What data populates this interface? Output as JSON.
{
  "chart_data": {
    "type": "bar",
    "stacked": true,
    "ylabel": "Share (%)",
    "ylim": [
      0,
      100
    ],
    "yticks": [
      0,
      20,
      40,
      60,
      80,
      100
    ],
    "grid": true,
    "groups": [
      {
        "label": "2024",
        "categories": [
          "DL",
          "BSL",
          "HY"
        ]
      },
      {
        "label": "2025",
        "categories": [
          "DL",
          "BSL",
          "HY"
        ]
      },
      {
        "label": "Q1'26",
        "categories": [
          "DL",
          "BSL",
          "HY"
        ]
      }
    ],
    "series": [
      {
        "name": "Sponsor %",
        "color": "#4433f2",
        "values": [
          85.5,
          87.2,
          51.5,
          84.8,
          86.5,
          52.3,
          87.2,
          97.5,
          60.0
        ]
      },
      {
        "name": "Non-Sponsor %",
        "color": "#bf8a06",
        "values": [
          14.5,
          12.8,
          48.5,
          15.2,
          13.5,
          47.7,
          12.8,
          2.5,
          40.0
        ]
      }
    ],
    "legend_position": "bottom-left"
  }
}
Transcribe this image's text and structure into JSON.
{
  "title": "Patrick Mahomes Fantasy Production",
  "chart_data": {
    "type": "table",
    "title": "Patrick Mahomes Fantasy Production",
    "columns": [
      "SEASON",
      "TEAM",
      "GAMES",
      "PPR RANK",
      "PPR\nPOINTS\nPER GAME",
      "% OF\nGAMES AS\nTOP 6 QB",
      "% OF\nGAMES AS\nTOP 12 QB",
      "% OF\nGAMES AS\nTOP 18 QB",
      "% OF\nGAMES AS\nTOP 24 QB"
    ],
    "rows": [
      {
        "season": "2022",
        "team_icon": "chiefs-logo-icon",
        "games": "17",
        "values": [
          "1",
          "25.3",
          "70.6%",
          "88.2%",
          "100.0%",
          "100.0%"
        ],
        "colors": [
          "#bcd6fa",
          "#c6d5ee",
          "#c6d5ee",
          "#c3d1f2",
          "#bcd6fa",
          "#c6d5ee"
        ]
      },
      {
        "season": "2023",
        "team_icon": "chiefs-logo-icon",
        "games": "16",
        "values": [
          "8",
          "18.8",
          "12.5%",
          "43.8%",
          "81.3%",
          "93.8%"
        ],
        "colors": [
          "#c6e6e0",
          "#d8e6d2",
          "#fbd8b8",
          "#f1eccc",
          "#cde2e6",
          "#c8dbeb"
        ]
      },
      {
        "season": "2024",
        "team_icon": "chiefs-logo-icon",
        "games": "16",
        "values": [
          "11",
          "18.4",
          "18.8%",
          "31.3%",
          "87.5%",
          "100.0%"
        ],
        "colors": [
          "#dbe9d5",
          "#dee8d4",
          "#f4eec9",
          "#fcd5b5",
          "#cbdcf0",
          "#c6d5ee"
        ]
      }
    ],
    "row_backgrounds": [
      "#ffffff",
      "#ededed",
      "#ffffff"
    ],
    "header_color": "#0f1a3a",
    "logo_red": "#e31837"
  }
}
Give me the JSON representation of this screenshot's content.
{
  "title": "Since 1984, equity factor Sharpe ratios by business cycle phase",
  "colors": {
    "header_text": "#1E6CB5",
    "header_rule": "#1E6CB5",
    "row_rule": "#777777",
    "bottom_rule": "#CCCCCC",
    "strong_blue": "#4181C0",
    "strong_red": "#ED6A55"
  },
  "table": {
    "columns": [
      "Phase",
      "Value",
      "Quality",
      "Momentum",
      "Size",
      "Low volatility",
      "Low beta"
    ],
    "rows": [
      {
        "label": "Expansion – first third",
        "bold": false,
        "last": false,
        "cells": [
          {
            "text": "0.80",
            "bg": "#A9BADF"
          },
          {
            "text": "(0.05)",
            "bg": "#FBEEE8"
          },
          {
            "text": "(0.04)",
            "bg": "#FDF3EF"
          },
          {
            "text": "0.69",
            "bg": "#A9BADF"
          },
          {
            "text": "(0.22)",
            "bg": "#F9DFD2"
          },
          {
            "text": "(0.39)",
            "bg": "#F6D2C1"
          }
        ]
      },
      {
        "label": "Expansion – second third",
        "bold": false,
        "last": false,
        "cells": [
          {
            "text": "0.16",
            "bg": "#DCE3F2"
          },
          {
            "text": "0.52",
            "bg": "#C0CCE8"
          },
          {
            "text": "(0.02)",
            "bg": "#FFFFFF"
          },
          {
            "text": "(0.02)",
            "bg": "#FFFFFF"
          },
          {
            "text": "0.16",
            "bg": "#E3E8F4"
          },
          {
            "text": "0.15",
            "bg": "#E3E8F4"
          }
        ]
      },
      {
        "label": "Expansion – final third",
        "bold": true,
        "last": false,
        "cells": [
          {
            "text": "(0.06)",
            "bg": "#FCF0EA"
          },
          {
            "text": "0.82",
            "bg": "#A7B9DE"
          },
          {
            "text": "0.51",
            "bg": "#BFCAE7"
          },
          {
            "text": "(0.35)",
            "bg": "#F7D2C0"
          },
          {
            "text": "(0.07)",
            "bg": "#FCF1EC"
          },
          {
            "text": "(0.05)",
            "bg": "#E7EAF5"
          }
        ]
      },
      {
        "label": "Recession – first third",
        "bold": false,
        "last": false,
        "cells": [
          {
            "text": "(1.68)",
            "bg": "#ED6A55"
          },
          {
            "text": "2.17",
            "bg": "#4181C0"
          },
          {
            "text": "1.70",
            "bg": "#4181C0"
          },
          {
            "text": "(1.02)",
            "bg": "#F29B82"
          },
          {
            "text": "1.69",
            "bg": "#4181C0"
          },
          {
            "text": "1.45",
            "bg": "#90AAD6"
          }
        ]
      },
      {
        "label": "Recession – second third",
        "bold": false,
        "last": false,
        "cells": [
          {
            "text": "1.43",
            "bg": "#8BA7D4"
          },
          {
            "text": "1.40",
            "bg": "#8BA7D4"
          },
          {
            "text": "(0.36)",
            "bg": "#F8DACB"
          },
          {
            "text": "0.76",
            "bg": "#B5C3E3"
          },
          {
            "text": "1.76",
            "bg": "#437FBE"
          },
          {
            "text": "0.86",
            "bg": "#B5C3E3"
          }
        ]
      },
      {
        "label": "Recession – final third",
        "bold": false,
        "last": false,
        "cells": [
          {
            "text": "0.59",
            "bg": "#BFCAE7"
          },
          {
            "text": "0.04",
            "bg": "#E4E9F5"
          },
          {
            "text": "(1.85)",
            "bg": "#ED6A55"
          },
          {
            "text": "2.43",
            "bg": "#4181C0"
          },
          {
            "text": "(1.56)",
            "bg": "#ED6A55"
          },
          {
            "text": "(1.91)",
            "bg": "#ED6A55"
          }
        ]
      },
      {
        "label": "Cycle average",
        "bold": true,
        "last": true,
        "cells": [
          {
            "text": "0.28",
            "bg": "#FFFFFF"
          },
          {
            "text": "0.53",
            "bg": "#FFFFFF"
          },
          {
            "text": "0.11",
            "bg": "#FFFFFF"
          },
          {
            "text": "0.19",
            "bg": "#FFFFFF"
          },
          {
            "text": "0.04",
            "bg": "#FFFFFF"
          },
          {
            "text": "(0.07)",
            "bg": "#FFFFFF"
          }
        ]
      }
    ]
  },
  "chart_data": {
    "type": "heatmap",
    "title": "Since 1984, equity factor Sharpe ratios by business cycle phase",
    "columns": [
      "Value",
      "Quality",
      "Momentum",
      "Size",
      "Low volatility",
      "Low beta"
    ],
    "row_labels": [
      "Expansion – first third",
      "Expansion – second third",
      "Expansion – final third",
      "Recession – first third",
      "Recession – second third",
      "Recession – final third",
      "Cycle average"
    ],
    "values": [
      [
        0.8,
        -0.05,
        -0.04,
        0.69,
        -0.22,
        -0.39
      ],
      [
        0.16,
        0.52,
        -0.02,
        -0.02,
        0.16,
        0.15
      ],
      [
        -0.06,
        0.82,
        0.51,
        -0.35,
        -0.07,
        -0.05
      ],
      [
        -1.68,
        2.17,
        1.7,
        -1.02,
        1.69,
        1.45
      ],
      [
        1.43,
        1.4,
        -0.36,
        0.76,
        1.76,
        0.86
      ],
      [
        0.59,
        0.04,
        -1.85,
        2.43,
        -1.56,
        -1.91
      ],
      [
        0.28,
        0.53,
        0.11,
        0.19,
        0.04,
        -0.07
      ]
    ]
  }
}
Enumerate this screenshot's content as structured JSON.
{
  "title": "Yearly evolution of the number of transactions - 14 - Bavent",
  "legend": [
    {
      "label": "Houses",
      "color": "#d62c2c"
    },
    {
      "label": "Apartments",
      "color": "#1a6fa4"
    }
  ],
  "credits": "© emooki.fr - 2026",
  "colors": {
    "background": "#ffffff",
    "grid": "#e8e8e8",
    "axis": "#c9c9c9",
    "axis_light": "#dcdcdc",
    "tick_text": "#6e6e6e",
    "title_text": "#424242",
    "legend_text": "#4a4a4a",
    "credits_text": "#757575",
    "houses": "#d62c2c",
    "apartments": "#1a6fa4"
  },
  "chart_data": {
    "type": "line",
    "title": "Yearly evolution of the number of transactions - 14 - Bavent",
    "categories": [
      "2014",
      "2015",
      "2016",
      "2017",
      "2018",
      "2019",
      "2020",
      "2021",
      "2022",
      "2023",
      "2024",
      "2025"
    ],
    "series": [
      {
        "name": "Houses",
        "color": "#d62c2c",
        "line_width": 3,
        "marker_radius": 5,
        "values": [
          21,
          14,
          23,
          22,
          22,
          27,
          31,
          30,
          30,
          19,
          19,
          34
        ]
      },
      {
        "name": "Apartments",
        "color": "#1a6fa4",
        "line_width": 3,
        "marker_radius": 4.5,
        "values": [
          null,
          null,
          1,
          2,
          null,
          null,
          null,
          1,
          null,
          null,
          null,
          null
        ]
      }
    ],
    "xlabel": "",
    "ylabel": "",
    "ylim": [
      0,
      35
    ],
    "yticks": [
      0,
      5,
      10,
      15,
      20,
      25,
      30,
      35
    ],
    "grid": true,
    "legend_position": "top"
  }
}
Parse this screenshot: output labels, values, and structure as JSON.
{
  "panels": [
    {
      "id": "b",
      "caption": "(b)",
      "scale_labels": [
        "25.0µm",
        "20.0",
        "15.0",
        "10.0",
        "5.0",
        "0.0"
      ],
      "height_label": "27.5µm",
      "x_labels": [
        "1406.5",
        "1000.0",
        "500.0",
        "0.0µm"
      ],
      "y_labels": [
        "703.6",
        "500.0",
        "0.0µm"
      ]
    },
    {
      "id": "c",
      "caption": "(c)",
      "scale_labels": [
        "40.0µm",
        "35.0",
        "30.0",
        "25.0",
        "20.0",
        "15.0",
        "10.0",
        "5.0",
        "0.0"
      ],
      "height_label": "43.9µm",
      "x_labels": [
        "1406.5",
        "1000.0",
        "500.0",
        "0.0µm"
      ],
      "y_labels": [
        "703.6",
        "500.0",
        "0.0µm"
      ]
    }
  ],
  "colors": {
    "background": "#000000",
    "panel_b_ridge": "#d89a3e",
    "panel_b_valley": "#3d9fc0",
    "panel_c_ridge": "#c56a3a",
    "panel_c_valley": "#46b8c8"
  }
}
════════════════
Out of the material above, select every line that holds the string "JSON".

What data populates this interface? Output as JSON.
Transcribe this image's text and structure into JSON.
Give me the JSON representation of this screenshot's content.
Enumerate this screenshot's content as structured JSON.
Parse this screenshot: output labels, values, and structure as JSON.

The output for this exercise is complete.